### What is required:
Return the count of lines with the string "vorming" in them, and nothing else.

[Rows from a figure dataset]

+++

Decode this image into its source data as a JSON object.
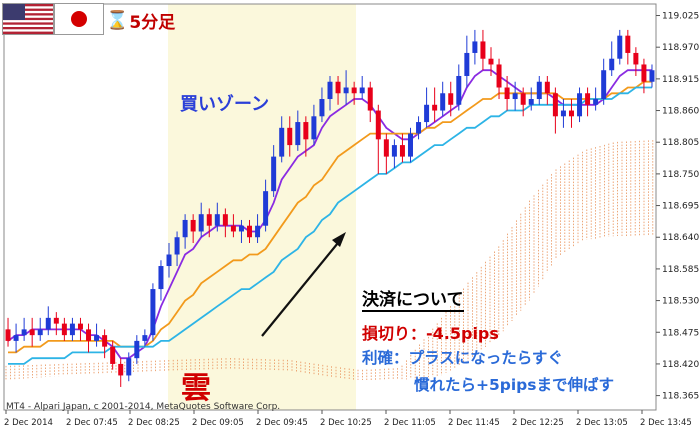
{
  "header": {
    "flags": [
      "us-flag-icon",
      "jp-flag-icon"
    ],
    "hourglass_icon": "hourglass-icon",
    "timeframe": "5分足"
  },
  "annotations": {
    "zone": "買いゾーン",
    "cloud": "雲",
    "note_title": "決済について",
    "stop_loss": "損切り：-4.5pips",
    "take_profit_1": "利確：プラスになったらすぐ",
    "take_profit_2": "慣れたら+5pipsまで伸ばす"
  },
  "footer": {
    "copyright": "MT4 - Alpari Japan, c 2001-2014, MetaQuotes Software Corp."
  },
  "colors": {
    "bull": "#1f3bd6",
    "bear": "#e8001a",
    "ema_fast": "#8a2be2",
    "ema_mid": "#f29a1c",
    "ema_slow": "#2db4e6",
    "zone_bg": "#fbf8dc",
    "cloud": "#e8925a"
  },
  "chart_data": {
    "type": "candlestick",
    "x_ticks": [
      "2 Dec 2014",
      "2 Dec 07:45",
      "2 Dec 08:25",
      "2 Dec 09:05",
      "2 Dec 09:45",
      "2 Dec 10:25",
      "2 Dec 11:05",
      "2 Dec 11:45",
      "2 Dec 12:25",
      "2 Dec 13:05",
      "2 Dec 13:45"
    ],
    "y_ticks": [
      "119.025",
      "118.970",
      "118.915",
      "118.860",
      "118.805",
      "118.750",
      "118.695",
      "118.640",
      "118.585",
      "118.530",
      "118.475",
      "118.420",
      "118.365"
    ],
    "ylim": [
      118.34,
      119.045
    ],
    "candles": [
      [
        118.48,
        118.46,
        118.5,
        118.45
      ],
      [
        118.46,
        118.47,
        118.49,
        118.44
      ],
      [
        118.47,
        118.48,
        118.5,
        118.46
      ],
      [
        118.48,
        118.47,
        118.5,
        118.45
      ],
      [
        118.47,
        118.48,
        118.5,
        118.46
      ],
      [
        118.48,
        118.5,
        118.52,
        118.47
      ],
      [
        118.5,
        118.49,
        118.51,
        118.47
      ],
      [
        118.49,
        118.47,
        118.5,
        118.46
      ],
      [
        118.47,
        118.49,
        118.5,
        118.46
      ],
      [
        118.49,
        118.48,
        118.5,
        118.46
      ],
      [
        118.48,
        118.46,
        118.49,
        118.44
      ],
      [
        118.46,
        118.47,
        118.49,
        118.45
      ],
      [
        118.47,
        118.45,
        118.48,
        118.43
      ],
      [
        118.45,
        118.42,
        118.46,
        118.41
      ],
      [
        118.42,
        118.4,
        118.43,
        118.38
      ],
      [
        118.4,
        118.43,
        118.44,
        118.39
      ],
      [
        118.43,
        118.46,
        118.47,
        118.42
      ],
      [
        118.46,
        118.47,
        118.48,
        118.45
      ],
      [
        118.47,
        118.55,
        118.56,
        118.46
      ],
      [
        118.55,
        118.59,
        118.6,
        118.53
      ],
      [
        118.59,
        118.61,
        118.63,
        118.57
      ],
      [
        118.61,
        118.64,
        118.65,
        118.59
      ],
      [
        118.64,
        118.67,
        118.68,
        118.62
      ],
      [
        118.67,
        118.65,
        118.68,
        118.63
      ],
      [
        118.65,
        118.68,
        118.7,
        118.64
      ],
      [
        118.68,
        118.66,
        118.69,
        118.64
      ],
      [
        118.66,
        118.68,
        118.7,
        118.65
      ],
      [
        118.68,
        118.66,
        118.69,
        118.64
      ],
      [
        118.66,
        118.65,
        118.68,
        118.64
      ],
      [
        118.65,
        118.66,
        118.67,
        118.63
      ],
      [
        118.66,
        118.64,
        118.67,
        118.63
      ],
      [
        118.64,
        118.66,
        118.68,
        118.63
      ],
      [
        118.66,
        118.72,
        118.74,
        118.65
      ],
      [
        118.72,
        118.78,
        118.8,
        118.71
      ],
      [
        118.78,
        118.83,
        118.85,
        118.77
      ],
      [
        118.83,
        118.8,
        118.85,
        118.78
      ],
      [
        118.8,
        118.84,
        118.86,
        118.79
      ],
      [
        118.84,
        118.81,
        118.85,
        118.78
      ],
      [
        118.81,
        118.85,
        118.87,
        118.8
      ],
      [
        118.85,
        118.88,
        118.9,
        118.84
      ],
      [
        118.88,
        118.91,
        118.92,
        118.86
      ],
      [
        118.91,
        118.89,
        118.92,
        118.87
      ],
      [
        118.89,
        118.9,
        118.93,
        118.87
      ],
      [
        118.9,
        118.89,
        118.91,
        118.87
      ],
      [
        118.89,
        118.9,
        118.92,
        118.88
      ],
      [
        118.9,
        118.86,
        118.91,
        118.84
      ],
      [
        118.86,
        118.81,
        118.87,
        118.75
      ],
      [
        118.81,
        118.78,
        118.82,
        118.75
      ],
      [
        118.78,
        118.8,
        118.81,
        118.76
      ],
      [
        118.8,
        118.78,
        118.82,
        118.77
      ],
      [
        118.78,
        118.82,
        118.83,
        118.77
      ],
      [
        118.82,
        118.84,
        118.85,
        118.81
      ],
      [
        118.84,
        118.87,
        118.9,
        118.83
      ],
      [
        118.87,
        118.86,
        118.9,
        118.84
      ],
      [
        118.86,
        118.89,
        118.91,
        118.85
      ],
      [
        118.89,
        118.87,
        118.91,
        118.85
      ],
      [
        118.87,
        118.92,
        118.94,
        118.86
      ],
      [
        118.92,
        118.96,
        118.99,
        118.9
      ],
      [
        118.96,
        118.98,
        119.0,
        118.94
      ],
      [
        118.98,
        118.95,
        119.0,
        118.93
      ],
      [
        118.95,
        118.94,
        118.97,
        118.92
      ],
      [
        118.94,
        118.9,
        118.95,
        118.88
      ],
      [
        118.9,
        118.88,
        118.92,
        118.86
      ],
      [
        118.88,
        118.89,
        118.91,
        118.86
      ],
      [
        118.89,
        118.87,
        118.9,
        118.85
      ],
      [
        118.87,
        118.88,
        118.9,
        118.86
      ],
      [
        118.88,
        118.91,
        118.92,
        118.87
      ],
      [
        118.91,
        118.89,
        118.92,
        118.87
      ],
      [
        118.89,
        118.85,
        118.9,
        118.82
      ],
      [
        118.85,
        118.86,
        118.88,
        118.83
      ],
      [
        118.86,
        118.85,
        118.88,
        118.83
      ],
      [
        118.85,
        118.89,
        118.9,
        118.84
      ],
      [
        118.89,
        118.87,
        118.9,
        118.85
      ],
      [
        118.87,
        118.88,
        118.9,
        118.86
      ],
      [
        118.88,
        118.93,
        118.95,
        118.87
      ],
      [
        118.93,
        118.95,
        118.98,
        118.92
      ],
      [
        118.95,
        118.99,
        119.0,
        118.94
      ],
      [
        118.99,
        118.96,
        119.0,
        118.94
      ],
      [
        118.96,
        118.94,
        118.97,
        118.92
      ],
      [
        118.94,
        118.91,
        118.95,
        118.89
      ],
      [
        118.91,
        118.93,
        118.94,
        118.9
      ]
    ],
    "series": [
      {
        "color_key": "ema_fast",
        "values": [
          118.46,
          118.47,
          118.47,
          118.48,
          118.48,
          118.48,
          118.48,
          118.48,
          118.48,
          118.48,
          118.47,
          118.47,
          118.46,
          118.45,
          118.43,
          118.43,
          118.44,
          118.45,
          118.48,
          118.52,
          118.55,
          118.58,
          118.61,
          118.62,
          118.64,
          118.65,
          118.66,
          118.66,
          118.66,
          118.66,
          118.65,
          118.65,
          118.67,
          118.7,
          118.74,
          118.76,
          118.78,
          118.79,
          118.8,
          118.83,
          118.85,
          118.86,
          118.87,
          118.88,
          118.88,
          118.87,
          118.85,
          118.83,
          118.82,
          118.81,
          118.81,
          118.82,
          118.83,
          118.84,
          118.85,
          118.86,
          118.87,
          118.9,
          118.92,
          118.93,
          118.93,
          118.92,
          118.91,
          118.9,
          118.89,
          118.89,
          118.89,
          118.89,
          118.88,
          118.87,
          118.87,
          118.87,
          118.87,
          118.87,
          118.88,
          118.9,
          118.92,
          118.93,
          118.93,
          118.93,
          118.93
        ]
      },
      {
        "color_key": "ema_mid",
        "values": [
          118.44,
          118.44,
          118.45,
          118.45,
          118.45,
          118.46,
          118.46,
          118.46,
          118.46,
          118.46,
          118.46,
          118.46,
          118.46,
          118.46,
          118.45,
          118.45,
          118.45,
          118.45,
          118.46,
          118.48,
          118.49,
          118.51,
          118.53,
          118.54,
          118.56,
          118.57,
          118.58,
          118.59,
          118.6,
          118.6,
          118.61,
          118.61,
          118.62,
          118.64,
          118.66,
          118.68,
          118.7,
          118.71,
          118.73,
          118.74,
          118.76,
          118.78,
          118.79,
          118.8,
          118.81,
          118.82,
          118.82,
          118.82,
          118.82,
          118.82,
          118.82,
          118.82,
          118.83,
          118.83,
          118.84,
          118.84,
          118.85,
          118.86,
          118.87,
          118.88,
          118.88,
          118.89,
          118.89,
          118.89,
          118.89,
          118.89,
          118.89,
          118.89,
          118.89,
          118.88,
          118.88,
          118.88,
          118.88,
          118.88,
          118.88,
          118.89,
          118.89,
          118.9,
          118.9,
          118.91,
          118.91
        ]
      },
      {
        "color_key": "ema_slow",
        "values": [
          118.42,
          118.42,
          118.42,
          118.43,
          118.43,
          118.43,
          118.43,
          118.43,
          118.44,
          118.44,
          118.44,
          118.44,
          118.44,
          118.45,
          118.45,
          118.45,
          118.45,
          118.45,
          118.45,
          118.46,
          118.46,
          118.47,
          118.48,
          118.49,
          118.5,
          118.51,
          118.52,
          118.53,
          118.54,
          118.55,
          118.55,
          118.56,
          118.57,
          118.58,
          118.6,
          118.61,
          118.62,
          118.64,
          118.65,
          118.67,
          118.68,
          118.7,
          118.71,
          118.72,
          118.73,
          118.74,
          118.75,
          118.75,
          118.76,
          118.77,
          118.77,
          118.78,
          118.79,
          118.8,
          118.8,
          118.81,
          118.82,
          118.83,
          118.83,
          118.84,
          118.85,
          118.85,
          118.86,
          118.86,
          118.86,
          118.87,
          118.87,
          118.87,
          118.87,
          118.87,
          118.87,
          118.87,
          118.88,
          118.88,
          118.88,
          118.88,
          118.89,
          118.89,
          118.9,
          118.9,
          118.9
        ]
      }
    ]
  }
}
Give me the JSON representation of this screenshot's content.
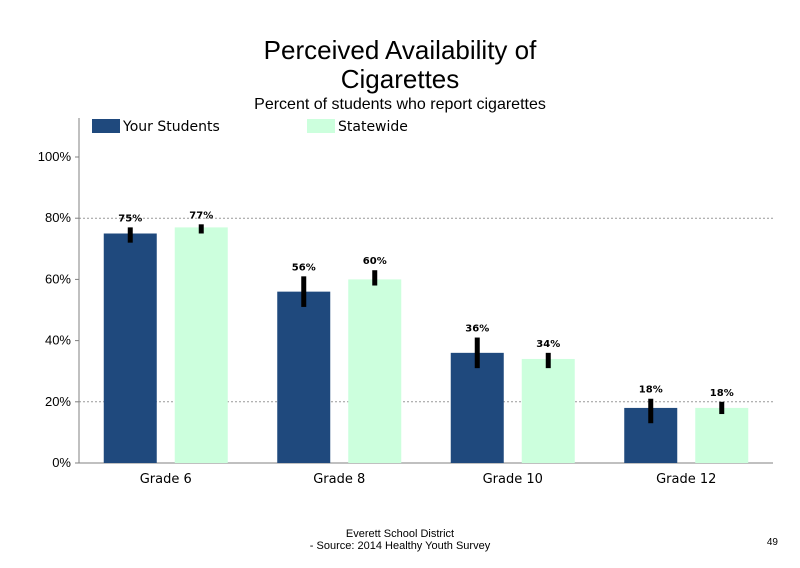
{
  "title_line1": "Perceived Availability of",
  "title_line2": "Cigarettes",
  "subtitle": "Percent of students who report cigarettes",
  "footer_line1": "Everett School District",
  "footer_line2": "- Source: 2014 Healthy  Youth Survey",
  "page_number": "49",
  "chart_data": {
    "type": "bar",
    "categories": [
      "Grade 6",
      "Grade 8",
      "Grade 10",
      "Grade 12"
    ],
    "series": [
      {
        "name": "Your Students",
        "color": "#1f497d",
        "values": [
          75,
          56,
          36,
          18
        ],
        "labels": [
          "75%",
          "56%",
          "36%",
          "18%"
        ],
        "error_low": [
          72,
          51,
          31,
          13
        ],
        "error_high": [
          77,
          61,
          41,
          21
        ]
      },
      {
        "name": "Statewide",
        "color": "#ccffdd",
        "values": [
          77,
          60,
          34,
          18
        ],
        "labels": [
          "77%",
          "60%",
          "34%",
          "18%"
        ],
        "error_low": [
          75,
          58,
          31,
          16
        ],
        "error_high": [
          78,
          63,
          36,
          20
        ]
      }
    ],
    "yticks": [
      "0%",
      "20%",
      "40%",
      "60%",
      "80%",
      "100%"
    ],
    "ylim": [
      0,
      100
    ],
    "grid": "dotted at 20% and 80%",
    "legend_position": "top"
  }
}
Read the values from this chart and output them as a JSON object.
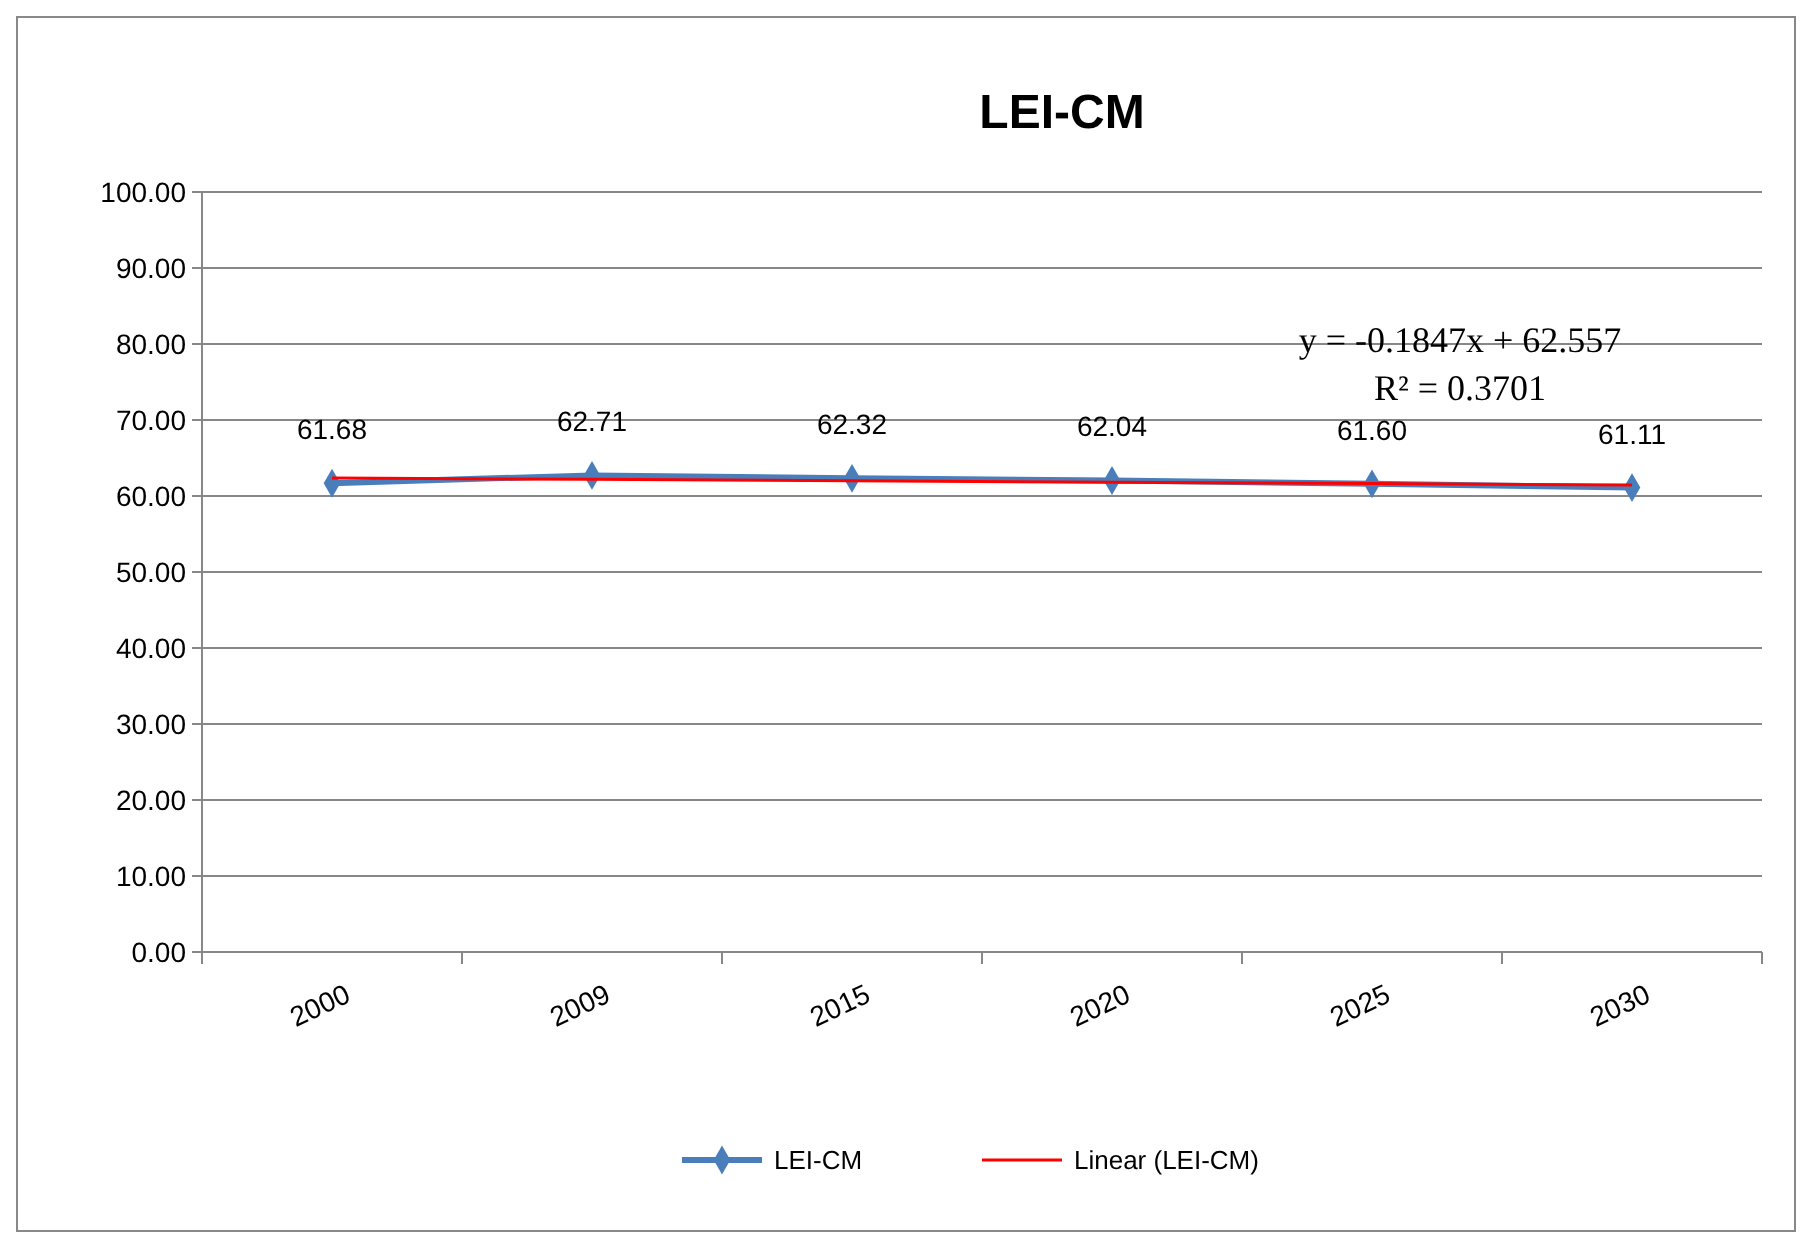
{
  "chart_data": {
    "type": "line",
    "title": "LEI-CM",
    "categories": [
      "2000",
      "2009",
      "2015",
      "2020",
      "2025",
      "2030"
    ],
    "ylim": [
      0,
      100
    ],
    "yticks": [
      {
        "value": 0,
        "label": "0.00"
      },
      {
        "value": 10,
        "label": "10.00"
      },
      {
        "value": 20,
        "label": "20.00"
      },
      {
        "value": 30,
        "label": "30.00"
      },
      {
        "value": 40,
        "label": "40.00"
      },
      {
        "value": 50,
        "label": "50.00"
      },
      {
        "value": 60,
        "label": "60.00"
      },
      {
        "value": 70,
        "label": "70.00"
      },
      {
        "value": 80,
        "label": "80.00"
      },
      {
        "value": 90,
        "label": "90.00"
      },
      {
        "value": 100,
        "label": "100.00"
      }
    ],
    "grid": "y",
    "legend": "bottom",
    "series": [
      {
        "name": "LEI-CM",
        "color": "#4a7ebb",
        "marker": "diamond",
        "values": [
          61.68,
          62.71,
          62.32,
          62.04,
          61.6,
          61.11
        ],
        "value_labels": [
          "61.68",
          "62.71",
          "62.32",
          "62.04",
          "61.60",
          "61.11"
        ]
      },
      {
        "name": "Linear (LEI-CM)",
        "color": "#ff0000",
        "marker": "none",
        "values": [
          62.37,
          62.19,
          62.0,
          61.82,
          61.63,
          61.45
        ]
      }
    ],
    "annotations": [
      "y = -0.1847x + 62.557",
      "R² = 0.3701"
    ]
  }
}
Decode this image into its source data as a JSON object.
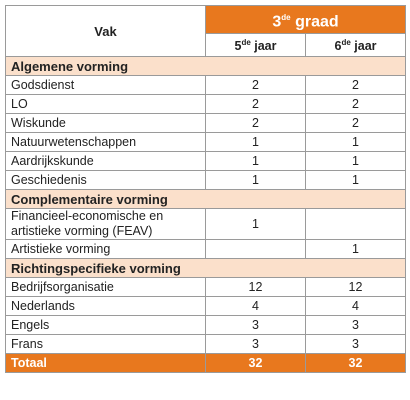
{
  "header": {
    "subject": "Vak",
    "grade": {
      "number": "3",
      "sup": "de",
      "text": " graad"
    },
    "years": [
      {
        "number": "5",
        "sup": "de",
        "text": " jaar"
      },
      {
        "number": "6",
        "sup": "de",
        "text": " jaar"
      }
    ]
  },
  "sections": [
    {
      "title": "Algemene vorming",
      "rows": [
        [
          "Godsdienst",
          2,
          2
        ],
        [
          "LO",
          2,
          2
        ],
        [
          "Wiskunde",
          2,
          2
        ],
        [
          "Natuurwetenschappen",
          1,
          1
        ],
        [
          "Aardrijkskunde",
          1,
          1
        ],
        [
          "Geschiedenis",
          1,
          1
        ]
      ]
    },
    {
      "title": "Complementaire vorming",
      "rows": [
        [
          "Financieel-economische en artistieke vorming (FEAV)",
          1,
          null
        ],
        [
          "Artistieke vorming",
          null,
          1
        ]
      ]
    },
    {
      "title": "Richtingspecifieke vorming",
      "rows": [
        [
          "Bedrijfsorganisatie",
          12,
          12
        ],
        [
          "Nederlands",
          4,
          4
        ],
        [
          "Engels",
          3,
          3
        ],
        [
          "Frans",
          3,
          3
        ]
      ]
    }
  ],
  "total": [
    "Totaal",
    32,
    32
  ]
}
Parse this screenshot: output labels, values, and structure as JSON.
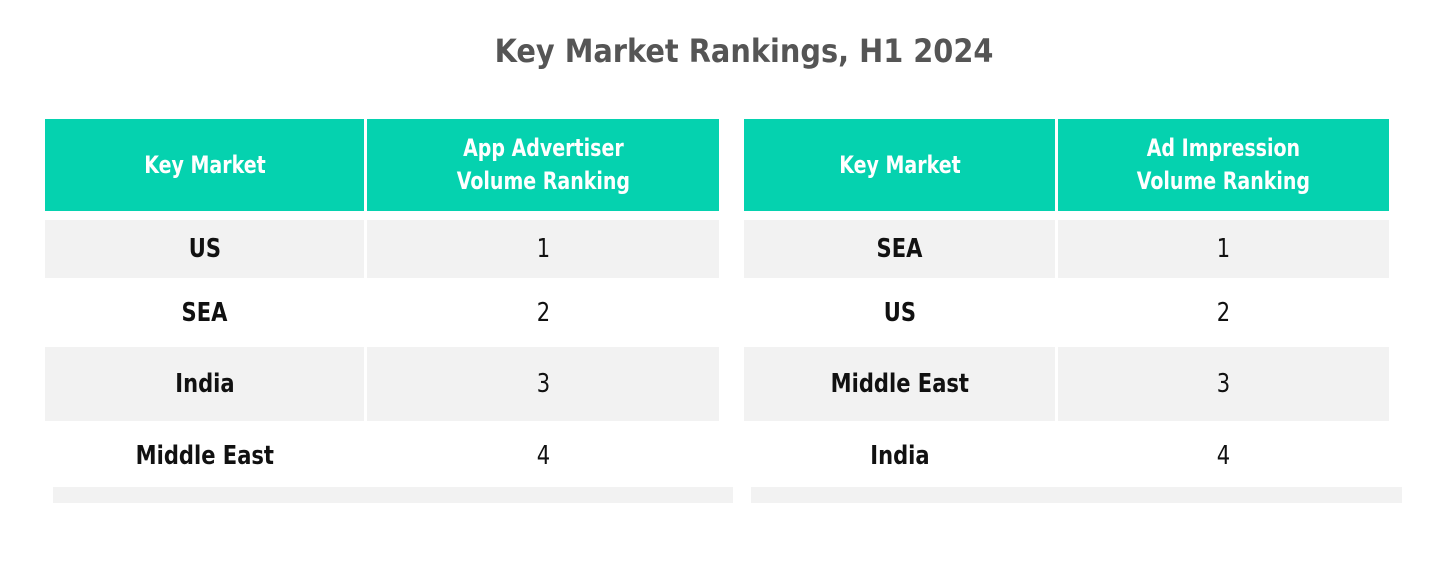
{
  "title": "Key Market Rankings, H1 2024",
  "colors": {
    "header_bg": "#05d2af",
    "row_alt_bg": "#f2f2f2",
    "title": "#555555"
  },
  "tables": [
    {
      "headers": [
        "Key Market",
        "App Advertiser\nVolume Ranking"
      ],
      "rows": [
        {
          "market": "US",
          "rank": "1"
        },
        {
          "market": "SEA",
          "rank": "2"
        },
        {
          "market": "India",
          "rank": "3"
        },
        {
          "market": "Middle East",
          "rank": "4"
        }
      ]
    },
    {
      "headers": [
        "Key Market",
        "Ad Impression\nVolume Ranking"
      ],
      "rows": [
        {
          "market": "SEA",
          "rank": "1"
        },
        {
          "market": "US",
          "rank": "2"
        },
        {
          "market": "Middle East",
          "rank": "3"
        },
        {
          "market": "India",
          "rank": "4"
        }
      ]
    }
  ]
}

+++

### Final answer:
5